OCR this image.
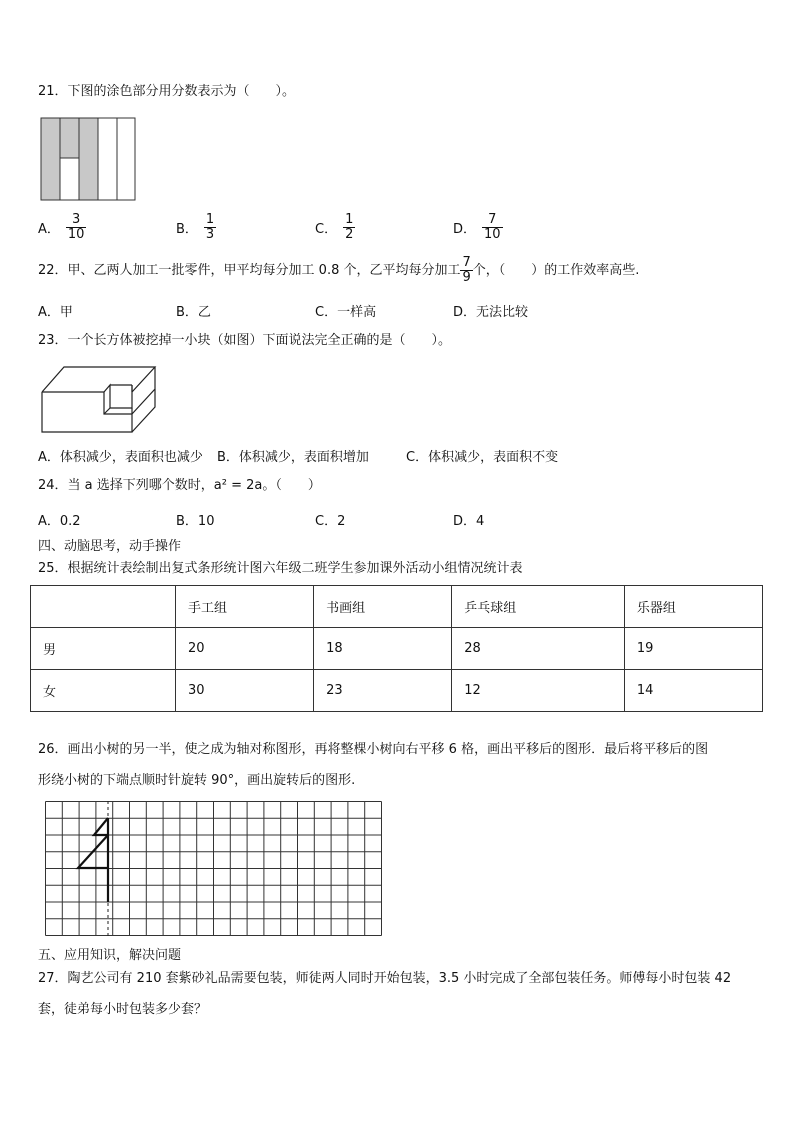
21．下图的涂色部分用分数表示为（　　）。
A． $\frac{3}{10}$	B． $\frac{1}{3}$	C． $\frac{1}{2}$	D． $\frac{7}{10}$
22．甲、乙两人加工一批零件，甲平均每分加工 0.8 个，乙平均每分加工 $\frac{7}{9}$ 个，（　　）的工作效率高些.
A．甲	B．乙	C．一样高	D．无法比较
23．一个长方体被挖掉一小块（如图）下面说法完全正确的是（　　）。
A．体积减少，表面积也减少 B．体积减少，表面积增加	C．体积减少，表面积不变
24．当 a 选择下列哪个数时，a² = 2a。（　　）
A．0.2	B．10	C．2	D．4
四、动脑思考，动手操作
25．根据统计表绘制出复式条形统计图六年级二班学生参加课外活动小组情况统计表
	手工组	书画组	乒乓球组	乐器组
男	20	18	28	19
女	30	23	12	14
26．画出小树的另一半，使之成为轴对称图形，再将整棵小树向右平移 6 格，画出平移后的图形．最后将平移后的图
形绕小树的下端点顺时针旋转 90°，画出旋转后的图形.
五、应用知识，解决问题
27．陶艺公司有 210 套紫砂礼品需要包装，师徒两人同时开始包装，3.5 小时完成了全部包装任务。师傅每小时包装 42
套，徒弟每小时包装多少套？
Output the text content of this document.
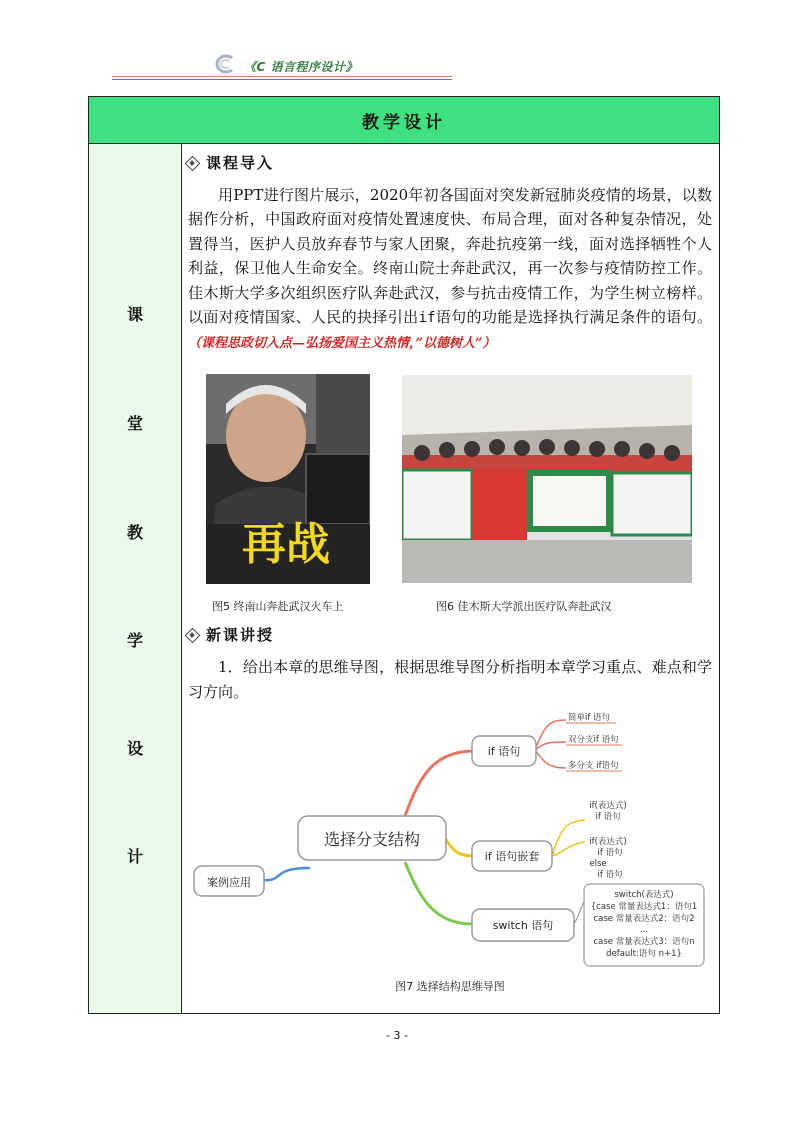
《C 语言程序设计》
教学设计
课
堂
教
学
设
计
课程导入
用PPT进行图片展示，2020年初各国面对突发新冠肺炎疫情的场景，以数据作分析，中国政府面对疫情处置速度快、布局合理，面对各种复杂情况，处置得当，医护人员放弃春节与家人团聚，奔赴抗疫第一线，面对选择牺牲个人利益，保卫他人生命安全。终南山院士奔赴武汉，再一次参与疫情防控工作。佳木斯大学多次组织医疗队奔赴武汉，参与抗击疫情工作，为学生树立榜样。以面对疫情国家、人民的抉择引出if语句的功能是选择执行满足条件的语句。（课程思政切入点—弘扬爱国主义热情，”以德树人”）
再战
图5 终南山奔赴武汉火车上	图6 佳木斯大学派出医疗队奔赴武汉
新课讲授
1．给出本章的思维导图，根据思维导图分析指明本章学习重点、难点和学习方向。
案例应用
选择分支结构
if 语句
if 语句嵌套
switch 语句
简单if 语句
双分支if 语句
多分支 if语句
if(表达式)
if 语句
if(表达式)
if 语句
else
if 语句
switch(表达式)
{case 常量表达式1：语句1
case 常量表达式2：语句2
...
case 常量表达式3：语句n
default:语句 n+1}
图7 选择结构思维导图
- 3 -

——————————

» **Aim**:
From the entries above, copy every line where the word "frac" shows up.

» **Expected output**:
A． $\frac{3}{10}$	B． $\frac{1}{3}$	C． $\frac{1}{2}$	D． $\frac{7}{10}$
22．甲、乙两人加工一批零件，甲平均每分加工 0.8 个，乙平均每分加工 $\frac{7}{9}$ 个，（　　）的工作效率高些.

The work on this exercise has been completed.